→ INSTRUCTION:
Copy the lines holding the word "USDCAD", all of them.
begin DATA TO USE
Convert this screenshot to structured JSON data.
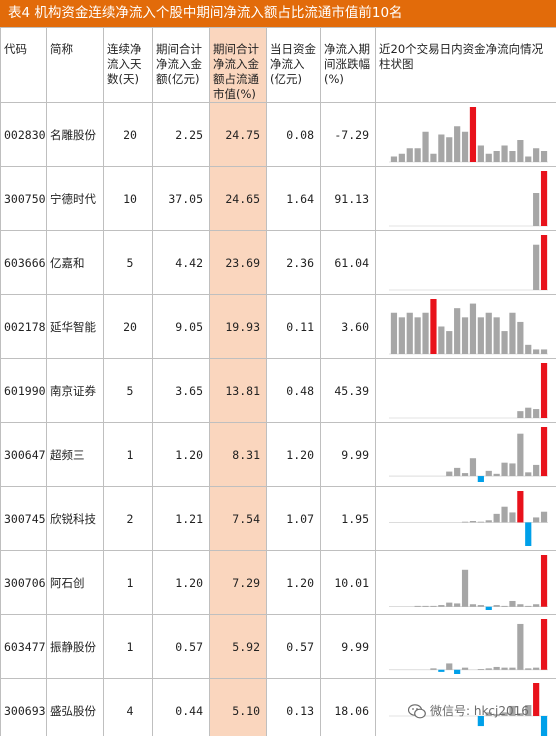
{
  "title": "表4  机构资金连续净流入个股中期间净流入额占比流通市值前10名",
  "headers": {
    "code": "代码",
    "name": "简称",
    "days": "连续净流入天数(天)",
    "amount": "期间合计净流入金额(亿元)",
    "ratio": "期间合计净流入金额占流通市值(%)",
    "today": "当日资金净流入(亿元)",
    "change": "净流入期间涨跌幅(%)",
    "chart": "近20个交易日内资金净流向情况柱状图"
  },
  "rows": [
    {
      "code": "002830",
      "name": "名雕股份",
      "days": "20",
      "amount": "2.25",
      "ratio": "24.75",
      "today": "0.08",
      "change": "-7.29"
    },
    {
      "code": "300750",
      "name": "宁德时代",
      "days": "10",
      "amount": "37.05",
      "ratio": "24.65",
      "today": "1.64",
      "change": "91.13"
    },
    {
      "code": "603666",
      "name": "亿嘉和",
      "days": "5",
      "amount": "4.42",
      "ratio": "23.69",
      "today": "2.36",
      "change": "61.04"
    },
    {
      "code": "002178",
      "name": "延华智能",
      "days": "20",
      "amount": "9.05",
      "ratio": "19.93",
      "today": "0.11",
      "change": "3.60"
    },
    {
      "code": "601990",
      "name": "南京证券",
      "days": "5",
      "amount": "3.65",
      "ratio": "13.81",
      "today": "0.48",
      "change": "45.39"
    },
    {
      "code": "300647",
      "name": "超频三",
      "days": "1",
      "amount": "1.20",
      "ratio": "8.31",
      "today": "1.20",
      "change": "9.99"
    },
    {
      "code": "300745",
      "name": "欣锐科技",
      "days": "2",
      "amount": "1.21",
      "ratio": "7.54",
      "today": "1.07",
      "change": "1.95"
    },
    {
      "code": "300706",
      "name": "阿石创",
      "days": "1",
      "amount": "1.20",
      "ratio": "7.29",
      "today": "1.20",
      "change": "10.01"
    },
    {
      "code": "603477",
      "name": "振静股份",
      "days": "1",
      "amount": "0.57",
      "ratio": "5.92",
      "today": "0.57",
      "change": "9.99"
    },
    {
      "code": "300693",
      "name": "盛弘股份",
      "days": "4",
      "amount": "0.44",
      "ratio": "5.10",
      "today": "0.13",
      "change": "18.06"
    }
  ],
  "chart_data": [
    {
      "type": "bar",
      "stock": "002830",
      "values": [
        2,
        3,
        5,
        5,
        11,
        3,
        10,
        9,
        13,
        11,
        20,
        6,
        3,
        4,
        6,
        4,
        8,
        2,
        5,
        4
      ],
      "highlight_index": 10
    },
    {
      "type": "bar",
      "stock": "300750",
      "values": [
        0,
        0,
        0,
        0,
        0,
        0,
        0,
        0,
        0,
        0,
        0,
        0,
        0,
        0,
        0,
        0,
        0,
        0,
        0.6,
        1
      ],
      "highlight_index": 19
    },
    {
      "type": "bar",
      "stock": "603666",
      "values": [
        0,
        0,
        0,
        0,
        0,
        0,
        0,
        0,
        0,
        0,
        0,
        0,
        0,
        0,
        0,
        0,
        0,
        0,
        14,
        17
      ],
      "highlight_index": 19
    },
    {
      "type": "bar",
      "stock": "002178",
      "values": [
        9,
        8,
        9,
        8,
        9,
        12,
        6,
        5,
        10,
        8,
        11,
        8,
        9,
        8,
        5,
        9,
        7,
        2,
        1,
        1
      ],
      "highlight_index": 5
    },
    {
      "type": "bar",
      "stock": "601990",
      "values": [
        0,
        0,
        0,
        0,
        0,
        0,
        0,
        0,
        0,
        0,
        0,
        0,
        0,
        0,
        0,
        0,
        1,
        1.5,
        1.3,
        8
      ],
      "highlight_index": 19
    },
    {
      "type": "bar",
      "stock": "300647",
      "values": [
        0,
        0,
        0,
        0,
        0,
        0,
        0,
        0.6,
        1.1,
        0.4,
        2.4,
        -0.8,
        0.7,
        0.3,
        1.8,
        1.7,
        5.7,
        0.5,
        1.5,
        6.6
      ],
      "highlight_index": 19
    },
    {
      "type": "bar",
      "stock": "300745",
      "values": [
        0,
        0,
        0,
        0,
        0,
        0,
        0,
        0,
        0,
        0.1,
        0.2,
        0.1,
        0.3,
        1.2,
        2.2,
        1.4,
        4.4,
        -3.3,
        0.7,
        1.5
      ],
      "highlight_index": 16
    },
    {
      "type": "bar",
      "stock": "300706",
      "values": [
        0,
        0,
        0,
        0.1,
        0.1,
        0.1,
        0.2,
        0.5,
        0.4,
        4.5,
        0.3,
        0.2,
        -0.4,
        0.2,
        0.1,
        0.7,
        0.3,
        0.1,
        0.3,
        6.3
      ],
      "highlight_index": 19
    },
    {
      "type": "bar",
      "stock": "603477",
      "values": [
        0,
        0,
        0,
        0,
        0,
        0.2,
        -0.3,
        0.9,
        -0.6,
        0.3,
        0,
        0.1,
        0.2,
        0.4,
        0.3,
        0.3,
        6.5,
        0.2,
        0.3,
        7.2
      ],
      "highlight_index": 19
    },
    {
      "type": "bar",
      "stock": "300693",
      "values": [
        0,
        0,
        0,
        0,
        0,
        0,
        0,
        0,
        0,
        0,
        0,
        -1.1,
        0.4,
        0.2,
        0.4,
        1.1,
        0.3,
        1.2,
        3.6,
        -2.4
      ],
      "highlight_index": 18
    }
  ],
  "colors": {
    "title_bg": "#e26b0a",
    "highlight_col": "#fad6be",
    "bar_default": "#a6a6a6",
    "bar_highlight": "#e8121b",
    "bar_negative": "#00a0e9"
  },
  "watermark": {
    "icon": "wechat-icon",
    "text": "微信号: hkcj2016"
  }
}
end DATA TO USE
begin DATA TO USE
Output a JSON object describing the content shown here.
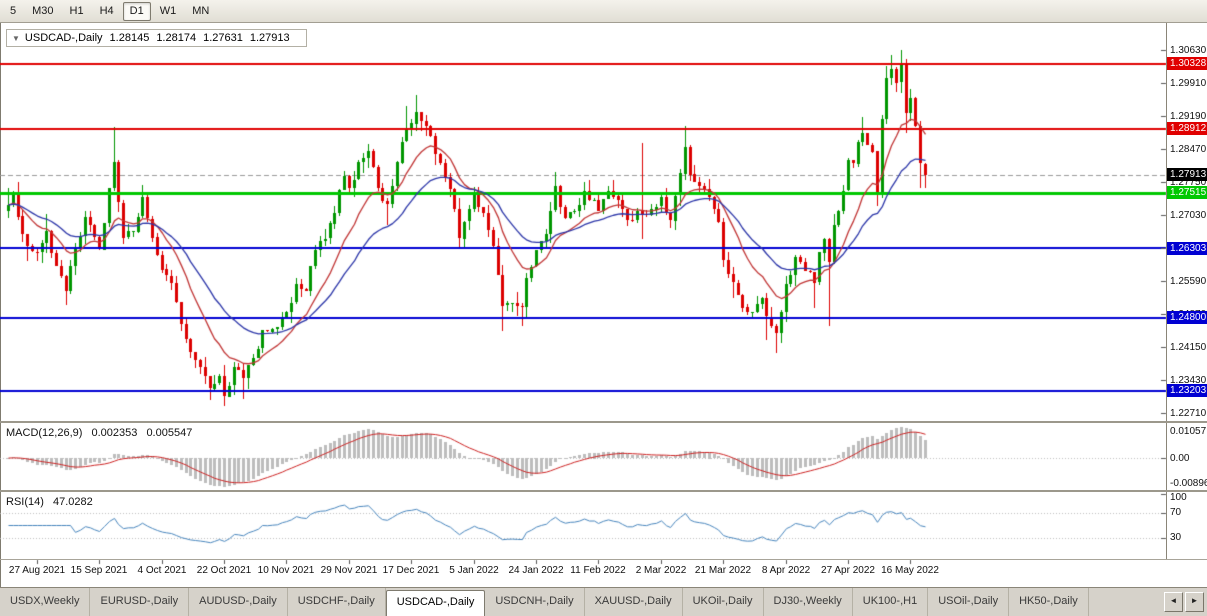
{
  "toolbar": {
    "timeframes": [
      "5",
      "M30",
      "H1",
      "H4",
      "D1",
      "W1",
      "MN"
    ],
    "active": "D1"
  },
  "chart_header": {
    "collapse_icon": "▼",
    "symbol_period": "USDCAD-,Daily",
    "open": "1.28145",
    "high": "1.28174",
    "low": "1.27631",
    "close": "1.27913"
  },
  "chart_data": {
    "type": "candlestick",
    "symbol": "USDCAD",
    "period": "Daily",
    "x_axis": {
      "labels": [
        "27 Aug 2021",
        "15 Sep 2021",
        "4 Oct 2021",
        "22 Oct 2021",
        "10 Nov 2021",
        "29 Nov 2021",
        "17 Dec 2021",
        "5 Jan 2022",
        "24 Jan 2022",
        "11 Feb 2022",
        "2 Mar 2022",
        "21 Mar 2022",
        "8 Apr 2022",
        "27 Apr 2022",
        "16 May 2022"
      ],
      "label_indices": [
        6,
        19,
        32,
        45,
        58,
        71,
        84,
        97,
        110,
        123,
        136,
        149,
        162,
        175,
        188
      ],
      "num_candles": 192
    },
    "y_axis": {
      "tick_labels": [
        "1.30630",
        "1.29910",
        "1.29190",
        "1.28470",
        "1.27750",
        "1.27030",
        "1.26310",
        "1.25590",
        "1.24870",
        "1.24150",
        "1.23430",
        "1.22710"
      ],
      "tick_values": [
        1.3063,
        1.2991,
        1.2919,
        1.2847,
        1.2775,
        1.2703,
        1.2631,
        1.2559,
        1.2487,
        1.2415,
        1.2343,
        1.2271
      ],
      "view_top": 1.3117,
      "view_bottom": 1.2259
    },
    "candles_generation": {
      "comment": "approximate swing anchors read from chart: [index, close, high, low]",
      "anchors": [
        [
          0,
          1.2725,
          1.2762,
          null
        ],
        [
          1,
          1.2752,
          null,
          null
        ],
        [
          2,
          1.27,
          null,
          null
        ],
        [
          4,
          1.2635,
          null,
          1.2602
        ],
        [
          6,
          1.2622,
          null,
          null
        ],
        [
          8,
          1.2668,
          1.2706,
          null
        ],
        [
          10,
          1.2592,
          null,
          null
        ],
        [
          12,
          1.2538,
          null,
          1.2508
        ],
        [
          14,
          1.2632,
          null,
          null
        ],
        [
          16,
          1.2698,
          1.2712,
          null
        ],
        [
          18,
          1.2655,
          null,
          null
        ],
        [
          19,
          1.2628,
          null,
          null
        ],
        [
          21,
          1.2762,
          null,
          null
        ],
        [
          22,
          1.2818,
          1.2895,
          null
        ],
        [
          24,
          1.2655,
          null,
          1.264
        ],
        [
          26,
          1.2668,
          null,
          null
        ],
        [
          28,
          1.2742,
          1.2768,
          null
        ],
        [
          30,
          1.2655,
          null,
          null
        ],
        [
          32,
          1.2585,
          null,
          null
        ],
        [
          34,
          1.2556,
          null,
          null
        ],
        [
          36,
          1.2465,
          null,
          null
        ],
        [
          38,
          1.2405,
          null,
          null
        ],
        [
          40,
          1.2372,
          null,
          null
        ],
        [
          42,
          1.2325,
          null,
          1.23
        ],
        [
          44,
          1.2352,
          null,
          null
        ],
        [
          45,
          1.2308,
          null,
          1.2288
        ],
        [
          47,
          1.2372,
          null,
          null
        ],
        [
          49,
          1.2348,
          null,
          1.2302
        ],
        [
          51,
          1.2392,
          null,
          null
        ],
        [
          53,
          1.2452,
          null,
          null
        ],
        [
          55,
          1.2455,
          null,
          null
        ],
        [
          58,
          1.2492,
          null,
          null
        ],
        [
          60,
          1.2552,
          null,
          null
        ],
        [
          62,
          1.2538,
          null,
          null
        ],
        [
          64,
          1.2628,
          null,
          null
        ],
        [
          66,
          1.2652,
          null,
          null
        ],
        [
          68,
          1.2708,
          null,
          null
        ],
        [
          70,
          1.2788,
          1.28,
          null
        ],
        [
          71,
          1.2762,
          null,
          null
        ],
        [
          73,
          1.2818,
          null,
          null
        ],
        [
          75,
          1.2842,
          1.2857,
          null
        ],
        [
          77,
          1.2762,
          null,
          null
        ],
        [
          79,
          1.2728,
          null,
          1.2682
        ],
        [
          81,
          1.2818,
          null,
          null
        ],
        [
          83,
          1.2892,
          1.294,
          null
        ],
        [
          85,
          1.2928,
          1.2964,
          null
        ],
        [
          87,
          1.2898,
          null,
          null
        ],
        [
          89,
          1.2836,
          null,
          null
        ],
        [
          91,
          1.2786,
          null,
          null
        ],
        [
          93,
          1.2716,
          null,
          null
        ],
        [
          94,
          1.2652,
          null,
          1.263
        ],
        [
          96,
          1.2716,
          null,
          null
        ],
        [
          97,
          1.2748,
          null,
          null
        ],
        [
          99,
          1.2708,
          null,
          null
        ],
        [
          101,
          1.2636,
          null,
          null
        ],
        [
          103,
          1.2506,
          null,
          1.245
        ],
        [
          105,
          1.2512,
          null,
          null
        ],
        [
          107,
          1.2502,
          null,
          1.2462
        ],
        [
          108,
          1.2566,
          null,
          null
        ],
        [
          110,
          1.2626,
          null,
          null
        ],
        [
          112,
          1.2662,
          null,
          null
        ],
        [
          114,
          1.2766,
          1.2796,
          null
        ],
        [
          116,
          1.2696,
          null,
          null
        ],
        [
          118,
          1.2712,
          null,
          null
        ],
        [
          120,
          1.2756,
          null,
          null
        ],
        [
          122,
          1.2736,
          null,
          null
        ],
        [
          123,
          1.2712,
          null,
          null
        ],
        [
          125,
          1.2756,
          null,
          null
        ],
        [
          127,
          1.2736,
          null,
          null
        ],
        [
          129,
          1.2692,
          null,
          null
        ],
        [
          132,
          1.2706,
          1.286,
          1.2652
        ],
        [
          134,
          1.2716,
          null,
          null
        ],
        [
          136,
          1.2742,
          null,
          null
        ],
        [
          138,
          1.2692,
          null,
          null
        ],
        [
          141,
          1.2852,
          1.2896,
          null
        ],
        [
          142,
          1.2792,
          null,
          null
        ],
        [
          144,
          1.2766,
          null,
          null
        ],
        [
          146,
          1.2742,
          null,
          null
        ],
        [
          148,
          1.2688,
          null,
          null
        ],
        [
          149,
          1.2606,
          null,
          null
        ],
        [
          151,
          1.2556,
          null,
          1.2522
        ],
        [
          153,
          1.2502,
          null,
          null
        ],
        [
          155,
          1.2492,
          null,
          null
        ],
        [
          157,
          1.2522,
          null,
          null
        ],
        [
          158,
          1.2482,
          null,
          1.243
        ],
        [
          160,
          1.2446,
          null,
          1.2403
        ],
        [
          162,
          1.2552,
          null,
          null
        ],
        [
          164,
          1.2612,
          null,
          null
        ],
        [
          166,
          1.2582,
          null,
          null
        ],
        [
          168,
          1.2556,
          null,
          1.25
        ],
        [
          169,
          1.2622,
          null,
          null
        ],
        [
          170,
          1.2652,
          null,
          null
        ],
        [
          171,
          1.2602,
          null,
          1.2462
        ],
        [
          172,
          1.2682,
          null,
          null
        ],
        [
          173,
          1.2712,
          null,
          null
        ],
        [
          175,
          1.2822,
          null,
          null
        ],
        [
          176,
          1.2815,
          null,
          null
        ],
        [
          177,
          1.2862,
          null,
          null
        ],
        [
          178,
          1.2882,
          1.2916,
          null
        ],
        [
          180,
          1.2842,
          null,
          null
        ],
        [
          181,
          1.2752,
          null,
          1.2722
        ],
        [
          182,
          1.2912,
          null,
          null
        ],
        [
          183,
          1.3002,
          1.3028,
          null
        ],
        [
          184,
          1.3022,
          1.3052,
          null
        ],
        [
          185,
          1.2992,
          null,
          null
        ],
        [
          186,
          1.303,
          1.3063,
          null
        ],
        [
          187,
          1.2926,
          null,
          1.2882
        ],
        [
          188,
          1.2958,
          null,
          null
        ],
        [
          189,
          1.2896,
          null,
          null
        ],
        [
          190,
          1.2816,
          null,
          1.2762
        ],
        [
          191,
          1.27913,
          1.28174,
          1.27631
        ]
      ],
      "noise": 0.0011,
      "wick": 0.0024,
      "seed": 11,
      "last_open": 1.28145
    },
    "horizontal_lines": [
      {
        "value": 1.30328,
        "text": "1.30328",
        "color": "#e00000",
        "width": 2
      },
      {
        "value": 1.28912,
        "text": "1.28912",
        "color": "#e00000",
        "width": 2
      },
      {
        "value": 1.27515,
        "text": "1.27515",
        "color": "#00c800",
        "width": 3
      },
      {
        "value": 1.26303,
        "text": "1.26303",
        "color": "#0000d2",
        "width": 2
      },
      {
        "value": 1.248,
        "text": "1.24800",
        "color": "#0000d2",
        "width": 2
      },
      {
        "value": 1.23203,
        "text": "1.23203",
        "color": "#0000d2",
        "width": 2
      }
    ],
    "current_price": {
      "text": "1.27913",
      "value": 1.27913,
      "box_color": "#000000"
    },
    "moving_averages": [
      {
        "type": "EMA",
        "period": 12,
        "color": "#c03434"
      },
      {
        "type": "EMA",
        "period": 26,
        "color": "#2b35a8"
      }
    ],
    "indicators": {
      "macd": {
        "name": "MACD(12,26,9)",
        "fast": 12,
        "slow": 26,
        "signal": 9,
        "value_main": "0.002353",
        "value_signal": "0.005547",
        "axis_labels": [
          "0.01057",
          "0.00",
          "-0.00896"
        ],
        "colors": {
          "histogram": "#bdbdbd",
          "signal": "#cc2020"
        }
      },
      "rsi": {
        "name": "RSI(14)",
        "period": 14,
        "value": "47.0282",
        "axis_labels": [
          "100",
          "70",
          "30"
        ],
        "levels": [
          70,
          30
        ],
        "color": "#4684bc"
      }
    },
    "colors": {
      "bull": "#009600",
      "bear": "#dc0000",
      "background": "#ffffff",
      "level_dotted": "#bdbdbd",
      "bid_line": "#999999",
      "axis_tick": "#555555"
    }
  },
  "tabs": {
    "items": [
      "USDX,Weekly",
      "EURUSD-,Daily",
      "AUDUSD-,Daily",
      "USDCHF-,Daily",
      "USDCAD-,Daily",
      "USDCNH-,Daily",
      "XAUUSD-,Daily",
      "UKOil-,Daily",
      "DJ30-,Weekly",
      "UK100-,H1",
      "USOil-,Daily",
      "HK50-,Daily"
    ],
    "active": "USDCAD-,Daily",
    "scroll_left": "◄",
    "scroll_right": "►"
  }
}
end DATA TO USE
→ EXERCISE RESULT:
    "symbol_period": "USDCAD-,Daily",
    "symbol": "USDCAD",
      "USDCAD-,Daily",
    "active": "USDCAD-,Daily",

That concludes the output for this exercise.